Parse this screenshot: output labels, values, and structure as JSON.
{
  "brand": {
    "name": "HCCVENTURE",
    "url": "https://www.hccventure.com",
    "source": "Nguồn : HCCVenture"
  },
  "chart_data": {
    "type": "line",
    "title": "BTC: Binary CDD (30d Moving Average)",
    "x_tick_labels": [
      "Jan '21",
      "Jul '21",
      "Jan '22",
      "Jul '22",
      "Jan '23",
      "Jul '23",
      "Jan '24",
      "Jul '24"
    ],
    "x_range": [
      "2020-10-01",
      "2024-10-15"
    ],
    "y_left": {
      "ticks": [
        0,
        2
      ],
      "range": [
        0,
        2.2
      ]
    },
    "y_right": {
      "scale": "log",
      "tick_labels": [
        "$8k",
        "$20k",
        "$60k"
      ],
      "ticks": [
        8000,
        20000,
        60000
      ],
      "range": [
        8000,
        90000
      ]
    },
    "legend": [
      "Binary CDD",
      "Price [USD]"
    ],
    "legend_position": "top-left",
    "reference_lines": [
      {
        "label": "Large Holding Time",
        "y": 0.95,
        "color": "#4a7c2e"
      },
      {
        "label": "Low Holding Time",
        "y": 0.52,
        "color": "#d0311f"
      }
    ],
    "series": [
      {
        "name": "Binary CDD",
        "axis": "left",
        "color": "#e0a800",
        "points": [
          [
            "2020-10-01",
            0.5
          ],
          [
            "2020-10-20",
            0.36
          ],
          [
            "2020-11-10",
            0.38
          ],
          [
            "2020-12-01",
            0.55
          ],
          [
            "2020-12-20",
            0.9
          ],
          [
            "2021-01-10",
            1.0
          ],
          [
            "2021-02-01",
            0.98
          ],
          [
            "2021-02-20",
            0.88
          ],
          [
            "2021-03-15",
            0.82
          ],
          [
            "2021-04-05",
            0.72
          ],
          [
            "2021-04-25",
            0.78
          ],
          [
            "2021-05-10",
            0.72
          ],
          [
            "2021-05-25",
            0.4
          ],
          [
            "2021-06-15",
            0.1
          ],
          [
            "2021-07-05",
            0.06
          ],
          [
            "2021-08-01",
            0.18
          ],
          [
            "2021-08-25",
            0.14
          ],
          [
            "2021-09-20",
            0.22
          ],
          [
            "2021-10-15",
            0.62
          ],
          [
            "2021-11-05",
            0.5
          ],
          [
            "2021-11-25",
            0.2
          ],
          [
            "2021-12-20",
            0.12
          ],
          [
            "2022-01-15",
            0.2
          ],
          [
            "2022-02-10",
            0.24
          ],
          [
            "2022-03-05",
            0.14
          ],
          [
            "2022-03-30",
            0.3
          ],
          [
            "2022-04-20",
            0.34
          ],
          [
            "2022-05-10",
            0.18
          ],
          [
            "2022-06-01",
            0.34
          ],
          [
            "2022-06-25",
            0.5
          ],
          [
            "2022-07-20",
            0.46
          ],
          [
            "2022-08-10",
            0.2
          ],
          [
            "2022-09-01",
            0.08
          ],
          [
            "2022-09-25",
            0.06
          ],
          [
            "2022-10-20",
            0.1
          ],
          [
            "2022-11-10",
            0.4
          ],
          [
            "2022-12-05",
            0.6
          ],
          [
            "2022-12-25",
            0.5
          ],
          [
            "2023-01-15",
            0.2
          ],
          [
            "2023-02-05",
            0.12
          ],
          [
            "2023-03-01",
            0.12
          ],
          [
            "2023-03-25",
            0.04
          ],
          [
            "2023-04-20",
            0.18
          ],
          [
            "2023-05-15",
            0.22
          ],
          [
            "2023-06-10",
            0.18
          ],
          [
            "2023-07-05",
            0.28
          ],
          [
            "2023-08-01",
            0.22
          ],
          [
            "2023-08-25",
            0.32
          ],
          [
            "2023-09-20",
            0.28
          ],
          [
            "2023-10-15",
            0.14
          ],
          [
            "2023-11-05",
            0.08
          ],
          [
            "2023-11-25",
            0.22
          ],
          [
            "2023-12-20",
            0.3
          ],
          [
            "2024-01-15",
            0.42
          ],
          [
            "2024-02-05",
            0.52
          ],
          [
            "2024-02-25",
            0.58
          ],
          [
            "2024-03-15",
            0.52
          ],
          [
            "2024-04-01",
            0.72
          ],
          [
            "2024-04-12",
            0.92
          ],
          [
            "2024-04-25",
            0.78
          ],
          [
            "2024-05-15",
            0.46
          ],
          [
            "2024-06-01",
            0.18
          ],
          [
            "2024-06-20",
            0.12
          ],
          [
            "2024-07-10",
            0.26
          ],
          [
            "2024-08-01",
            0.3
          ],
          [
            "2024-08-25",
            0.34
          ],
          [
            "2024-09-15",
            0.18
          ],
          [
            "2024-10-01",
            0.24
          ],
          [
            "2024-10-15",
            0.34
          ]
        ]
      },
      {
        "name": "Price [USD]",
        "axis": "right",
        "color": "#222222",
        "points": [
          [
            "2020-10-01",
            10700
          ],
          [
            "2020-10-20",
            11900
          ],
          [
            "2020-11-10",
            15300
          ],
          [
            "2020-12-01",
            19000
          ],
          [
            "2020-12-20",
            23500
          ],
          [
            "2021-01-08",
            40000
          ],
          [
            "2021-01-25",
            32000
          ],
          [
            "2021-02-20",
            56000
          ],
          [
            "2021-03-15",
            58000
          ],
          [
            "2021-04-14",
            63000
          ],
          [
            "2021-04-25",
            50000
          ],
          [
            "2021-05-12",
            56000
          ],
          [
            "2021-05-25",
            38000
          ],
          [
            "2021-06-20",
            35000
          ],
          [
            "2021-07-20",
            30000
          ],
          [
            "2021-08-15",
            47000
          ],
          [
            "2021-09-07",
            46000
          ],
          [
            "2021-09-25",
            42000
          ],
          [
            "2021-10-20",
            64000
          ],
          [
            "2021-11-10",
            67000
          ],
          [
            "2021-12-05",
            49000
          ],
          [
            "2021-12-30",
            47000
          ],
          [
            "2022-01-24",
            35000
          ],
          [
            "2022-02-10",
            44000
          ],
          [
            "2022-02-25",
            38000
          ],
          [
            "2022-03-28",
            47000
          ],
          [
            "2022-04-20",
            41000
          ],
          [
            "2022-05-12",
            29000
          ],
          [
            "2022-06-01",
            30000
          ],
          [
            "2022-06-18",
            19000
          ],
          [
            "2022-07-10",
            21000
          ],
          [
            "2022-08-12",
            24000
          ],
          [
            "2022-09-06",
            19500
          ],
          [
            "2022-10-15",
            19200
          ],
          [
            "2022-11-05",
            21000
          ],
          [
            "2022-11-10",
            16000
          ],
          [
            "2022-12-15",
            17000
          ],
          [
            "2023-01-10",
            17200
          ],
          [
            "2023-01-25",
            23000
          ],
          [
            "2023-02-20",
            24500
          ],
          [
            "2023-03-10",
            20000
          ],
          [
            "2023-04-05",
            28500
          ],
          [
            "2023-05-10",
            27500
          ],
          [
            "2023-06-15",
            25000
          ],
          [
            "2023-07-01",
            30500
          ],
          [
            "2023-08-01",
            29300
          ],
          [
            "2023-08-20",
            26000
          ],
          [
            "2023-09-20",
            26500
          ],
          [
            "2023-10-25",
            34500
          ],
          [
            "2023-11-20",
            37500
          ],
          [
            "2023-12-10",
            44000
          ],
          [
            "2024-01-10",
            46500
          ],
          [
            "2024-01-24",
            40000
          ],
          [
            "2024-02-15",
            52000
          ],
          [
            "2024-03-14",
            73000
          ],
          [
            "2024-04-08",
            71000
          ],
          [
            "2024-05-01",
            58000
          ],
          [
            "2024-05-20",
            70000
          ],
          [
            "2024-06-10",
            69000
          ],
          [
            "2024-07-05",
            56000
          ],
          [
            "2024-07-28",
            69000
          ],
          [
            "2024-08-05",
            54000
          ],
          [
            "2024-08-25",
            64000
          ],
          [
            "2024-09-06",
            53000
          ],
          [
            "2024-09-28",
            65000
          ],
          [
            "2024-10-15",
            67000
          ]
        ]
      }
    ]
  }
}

● Problem requirements
Say the number of lines in the records above that include the string "Time", and no more.

● Reply to the task
2